* BEGIN SELECTED EXCERPT *

1. Field of the Invention
The present invention relates to a switch-based (storage) virtualization technique in a storage area network (SAN), and to a management method for a name, which is given to a port of a switch providing a virtualized storage.
2. Description of the Prior Art
In a Fibre Channel (FC)-SAN environment, or an IP-SAN environment (i.e. using the internet Small Computer System Interface (iSCSI) obtained by encapsulating the Small Computer System Interface (SCSI) in the Transmission Control Protocol/Internet Protocol (TCP/IP)), an apparatus such as a server or a storage device is treated as a node. To identify a node in the SAN (or in the FC-SAN), each node has associated therewith 24-bit address information called a port ID and 64-bit name information called a World Wide Name (WWN). In addition, in IP-SAN, each node has an IP address (32-bit address information in Ipv4 or 128-bit address information in Ipv6), along with 48-bit address information called a Media Access Control (MAC) address, and 255-byte name information called an iSCSI.
The name information cannot be changed because it is generated based upon information permanently allocated to hardware of a node. Programs of a Simple Name Server (SNS) in the FC-SAN, an internet Storage Name Server (iSNS) in the IP-SAN, and the like are executed, whereby a relationship between the name information and the address information, or the like is managed, and the information is provided. After acquiring or setting the address information, the node connected to the SAN registers the name information and the address information of its own in a table held by an apparatus having these programs (e.g., see Tom Clark “SAN, Implementation of Practical Fibre Channel Storage Area Network”, Piason Education, Dec. 25, 2000, p. 40-42, and 76-83, or Mike Frase, “Troubleshooting Storage Networks”, [online], [retrieved on Jan. 10, 2003], available on the Cisco Web site.
In a switch providing a storage virtualization mechanism in the SAN environment, a volume or a logical unit (LU) of a virtualized storage is provided (e.g., see Mogi Ryuta, “Realize Functional Reinforcement and Package Management of a SAN through Virtualization of a Storage”, Nikkei Windows Pro, August 2002 (No. 65), p. 13-15). In the following description, a port providing a volume or an LU of a virtualized storage is referred to as a virtual port.

* END SELECTED EXCERPT *
* BEGIN TASK INPUT *

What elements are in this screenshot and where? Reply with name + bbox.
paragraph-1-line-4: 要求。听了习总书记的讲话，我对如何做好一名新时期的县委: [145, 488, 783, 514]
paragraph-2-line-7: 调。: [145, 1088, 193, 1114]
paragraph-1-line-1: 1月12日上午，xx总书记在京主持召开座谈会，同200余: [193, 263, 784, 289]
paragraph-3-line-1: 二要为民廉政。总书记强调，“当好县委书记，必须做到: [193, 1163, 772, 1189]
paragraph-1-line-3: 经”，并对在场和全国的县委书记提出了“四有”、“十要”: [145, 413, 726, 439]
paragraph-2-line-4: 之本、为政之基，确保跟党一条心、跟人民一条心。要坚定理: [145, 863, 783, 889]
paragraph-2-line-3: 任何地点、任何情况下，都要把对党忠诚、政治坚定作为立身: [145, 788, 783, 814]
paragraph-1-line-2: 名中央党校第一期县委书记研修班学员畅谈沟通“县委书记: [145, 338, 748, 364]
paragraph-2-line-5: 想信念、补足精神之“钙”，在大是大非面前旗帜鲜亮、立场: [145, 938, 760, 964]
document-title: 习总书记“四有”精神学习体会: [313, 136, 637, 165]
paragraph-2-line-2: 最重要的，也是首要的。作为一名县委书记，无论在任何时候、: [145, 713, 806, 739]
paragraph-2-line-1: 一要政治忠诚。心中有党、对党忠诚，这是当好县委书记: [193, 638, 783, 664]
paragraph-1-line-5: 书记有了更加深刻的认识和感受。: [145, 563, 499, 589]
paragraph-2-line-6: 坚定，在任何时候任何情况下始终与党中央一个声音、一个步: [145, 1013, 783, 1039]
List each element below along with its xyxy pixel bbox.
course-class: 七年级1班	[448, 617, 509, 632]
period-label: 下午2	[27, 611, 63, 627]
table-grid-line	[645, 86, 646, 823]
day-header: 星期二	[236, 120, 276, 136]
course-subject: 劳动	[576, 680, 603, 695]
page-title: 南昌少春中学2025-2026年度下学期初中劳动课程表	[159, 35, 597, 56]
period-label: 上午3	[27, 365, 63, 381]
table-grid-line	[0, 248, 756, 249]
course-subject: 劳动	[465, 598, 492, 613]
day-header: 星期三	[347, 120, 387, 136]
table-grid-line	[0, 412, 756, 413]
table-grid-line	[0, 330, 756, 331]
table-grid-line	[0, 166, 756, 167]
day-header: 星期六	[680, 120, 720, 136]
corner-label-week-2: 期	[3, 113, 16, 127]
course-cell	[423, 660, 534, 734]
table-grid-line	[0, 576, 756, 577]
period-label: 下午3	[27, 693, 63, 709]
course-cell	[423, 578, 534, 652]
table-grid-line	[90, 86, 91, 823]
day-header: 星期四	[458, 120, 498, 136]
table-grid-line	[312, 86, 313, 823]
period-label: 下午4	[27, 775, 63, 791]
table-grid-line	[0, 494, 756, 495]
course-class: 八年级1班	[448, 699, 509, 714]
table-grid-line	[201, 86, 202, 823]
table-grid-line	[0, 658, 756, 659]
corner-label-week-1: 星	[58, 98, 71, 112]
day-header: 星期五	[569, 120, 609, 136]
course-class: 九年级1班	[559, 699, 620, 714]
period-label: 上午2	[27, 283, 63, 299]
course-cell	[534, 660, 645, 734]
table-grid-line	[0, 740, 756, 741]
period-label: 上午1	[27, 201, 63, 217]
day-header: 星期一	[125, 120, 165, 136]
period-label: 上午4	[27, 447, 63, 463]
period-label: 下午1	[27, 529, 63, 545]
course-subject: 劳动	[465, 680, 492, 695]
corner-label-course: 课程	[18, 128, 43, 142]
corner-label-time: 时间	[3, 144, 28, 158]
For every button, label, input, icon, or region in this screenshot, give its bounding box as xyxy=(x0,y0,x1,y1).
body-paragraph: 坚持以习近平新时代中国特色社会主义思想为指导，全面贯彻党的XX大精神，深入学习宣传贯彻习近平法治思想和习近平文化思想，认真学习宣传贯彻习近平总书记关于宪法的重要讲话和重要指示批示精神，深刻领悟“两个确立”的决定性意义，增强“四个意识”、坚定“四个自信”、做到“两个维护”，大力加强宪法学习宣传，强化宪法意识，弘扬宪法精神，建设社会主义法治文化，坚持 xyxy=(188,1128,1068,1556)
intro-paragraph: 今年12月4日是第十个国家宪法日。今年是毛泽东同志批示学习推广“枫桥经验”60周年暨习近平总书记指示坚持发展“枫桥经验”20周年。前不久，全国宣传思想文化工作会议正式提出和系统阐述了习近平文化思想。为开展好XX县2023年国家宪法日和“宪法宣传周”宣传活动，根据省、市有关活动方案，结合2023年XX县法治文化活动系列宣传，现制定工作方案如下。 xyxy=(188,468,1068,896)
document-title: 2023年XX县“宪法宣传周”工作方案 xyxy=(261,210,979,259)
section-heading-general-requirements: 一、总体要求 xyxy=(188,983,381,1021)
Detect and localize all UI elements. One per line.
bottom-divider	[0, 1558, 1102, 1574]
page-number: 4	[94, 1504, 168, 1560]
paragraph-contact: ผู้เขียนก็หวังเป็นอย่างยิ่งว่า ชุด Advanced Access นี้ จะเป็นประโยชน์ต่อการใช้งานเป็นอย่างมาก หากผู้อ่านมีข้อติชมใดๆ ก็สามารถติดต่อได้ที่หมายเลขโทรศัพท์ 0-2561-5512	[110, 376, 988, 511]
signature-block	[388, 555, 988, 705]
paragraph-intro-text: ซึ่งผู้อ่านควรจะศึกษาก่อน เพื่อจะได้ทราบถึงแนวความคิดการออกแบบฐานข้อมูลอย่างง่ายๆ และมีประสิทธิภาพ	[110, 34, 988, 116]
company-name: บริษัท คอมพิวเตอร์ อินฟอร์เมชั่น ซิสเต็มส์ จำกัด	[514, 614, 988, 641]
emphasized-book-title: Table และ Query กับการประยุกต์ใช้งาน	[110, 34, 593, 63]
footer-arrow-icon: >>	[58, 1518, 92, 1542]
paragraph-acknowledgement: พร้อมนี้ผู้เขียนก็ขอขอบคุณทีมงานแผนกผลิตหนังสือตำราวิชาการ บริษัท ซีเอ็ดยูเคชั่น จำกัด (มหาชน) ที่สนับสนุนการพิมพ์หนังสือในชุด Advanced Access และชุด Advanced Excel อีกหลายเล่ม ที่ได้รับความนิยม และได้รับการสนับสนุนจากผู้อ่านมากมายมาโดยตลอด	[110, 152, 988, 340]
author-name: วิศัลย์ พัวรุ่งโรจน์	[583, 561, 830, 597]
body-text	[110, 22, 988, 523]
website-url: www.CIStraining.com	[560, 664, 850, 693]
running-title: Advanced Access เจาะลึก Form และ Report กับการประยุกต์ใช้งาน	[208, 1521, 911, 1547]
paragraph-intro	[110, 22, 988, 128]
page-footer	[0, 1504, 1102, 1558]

* END TASK INPUT *

> _GOALS_:
[1] Return the part of the storage virtualization text starting at "1. Field of" and ending at "a virtualized storage.", copied word for word.
[2] Output the lines of the entries, starting at the first line of the entries and ending at the line that contains "1013, 783, 1039]", as a JSON list of strings with one string per line and blank lines omitted.
The SAN text and the entries have no connection to each other.

> _TASK RESPONSES_:
[1]
1. Field of the Invention
The present invention relates to a switch-based (storage) virtualization technique in a storage area network (SAN), and to a management method for a name, which is given to a port of a switch providing a virtualized storage.

[2]
[
  "What elements are in this screenshot and where? Reply with name + bbox.",
  "paragraph-1-line-4: 要求。听了习总书记的讲话，我对如何做好一名新时期的县委: [145, 488, 783, 514]",
  "paragraph-2-line-7: 调。: [145, 1088, 193, 1114]",
  "paragraph-1-line-1: 1月12日上午，xx总书记在京主持召开座谈会，同200余: [193, 263, 784, 289]",
  "paragraph-3-line-1: 二要为民廉政。总书记强调，“当好县委书记，必须做到: [193, 1163, 772, 1189]",
  "paragraph-1-line-3: 经”，并对在场和全国的县委书记提出了“四有”、“十要”: [145, 413, 726, 439]",
  "paragraph-2-line-4: 之本、为政之基，确保跟党一条心、跟人民一条心。要坚定理: [145, 863, 783, 889]",
  "paragraph-2-line-3: 任何地点、任何情况下，都要把对党忠诚、政治坚定作为立身: [145, 788, 783, 814]",
  "paragraph-1-line-2: 名中央党校第一期县委书记研修班学员畅谈沟通“县委书记: [145, 338, 748, 364]",
  "paragraph-2-line-5: 想信念、补足精神之“钙”，在大是大非面前旗帜鲜亮、立场: [145, 938, 760, 964]",
  "document-title: 习总书记“四有”精神学习体会: [313, 136, 637, 165]",
  "paragraph-2-line-2: 最重要的，也是首要的。作为一名县委书记，无论在任何时候、: [145, 713, 806, 739]",
  "paragraph-2-line-1: 一要政治忠诚。心中有党、对党忠诚，这是当好县委书记: [193, 638, 783, 664]",
  "paragraph-1-line-5: 书记有了更加深刻的认识和感受。: [145, 563, 499, 589]",
  "paragraph-2-line-6: 坚定，在任何时候任何情况下始终与党中央一个声音、一个步: [145, 1013, 783, 1039]"
]